§ Instructions for the task: Provide the count of lines that hold "Read" and no other output.

--- start of The records ---

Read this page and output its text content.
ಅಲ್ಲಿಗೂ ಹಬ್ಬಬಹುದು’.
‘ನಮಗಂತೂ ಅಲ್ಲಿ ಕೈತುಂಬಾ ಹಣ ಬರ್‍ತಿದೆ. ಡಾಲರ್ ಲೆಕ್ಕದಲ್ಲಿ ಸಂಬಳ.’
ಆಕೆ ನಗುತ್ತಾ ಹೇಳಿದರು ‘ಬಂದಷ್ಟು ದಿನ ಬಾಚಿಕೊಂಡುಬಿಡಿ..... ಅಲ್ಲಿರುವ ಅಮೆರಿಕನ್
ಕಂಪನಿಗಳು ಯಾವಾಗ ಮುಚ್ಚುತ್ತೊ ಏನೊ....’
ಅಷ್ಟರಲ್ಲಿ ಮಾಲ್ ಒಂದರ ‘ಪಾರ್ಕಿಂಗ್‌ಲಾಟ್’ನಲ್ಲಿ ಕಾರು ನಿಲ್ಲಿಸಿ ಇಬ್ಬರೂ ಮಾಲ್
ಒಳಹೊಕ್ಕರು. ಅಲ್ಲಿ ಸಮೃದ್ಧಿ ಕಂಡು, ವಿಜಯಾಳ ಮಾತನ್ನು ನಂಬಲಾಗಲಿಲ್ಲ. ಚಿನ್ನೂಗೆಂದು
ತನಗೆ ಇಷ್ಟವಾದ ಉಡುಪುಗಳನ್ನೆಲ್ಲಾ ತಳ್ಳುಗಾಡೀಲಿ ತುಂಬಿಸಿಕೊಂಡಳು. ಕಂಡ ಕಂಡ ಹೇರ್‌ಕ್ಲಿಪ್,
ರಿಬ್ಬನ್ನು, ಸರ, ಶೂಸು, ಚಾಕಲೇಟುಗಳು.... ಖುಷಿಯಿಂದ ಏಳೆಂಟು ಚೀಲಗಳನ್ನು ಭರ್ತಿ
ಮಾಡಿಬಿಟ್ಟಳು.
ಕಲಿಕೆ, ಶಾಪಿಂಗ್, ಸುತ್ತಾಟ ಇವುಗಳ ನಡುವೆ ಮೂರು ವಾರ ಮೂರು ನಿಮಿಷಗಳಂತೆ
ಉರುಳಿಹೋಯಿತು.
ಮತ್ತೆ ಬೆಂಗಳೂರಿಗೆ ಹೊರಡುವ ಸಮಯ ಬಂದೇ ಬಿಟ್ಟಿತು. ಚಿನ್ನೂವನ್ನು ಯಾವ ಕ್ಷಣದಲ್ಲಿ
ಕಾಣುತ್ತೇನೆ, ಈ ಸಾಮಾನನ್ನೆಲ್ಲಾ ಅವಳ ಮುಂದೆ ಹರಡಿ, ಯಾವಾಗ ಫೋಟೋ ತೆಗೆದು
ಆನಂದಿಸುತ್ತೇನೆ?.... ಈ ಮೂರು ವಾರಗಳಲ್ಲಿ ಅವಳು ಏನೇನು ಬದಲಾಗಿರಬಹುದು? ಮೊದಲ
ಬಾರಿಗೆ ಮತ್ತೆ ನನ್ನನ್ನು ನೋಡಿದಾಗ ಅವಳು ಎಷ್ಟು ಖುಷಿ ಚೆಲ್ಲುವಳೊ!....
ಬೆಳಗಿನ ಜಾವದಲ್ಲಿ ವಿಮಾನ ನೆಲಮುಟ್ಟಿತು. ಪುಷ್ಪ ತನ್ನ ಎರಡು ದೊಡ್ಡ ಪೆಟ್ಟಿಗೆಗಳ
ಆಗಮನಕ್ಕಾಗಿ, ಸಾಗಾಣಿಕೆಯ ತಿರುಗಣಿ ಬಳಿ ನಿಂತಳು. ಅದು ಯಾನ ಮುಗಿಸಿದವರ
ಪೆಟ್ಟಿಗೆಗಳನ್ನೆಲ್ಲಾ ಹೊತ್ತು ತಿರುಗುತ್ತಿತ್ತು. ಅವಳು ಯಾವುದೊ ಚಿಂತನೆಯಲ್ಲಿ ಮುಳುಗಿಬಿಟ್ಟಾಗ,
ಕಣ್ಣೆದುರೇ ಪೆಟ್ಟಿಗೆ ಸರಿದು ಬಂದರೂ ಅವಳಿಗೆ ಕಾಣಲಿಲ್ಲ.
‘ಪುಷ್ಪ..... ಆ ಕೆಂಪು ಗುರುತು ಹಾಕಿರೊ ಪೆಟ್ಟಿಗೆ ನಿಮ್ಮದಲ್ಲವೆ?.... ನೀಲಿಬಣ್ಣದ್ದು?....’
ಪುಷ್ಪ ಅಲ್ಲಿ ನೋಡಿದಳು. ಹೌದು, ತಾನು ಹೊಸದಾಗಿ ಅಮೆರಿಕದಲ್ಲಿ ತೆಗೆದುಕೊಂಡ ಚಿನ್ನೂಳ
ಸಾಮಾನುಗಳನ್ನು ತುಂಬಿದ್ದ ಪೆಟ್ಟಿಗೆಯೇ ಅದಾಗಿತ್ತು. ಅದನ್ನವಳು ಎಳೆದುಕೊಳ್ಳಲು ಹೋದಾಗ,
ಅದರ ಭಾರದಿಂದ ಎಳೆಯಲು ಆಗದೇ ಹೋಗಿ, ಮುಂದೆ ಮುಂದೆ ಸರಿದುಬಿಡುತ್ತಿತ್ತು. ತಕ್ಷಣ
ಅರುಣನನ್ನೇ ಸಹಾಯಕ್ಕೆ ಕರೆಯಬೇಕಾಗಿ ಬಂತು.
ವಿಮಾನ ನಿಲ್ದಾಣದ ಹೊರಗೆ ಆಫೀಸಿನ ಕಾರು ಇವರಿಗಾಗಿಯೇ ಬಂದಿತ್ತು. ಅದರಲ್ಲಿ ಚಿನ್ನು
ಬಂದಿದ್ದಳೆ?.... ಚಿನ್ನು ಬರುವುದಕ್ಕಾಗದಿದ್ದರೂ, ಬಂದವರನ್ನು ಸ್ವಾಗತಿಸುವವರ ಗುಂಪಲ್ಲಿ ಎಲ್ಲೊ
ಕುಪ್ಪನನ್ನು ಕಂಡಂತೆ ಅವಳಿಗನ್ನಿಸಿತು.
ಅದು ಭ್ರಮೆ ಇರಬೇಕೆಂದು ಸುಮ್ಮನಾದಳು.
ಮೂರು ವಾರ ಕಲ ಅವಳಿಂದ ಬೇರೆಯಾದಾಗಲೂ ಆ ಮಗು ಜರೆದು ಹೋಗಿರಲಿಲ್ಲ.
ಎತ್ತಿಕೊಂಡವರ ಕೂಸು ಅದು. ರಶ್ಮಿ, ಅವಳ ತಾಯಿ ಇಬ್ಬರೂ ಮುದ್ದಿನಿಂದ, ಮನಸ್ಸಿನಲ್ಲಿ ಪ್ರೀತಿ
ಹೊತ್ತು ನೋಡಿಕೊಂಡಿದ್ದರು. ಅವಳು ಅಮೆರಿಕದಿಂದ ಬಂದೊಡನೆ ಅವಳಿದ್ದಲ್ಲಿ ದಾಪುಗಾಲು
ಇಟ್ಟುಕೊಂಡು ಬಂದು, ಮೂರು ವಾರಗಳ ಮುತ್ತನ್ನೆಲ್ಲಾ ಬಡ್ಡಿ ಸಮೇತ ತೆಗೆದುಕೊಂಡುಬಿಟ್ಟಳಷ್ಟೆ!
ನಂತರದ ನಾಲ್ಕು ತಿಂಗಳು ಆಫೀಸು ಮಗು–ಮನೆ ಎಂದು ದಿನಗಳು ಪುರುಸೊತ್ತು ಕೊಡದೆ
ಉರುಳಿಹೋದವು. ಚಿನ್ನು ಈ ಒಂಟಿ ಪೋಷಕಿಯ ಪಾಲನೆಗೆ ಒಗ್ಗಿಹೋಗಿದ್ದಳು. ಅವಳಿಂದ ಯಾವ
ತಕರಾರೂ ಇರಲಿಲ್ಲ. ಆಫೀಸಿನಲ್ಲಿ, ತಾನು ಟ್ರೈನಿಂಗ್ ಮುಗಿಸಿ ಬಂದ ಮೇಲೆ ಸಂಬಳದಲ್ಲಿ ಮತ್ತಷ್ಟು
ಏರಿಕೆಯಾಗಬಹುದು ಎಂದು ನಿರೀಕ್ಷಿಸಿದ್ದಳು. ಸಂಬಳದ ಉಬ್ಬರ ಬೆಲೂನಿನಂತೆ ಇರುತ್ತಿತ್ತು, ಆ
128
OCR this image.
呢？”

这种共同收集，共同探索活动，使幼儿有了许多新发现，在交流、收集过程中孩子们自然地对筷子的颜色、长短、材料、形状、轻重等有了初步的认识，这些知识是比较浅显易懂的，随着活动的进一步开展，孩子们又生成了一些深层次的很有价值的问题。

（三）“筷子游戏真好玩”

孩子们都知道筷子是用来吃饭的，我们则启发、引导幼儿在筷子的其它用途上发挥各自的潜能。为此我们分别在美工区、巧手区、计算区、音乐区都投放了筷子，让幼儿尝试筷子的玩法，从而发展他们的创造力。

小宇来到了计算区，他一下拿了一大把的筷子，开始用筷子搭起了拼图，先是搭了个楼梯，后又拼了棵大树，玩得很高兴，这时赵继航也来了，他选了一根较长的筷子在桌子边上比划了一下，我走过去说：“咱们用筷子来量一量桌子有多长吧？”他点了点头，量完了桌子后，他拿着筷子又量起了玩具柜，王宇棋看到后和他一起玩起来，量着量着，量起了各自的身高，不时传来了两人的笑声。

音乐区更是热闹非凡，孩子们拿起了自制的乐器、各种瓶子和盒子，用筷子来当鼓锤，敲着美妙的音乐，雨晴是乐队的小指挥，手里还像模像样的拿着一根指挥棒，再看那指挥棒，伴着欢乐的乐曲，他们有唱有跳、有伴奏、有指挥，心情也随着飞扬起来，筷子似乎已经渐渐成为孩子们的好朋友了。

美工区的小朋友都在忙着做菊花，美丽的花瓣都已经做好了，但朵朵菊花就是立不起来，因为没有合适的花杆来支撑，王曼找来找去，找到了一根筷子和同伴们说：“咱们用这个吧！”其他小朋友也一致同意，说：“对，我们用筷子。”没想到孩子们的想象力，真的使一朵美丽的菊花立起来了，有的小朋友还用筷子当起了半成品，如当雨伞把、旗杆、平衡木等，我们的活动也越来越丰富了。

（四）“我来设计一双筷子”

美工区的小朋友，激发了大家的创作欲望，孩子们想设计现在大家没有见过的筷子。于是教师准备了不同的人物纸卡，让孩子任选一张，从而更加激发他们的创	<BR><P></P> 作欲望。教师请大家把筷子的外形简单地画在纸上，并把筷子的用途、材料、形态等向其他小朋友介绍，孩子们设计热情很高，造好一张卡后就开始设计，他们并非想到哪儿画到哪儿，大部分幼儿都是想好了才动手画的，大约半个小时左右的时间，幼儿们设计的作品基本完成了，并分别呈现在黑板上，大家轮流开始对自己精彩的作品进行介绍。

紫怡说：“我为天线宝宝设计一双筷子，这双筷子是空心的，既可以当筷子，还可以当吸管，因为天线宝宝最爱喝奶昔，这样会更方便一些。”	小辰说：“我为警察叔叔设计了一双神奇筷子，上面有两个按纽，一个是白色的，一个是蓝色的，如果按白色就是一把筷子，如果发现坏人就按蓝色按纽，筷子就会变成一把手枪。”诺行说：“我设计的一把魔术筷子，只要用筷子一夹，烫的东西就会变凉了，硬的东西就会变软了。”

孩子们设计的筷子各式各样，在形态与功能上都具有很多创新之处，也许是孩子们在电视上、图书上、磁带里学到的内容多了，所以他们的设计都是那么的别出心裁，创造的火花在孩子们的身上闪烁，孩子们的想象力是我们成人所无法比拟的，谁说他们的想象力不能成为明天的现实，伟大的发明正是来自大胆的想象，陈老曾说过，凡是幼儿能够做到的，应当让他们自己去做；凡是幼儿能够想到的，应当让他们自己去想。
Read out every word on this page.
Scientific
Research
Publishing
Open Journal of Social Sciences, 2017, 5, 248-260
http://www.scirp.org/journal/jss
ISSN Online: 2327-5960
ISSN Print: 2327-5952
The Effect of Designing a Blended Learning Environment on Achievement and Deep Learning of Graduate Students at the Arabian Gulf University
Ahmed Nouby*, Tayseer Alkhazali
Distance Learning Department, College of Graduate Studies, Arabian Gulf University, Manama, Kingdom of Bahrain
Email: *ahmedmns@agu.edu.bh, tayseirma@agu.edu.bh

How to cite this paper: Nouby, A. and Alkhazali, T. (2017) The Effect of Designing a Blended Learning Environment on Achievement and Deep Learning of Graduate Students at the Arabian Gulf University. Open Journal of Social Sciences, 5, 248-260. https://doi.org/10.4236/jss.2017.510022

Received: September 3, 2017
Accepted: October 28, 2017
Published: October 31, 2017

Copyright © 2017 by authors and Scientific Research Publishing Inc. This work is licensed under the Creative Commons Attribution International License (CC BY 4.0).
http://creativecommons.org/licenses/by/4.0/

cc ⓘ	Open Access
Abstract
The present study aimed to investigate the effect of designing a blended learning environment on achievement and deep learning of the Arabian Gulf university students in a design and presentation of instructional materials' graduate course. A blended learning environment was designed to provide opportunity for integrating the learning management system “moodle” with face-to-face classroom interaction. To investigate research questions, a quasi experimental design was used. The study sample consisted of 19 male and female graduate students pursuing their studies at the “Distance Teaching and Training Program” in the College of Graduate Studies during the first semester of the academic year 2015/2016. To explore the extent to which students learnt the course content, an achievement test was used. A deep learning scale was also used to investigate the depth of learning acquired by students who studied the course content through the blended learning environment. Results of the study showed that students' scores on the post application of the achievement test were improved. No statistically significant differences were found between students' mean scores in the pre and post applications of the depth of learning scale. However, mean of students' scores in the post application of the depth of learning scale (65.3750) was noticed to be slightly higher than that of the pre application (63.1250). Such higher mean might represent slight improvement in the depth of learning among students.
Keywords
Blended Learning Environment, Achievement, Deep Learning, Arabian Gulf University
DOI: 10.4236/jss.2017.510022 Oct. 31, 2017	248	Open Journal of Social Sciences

--- end of The records ---

§ Final result: 2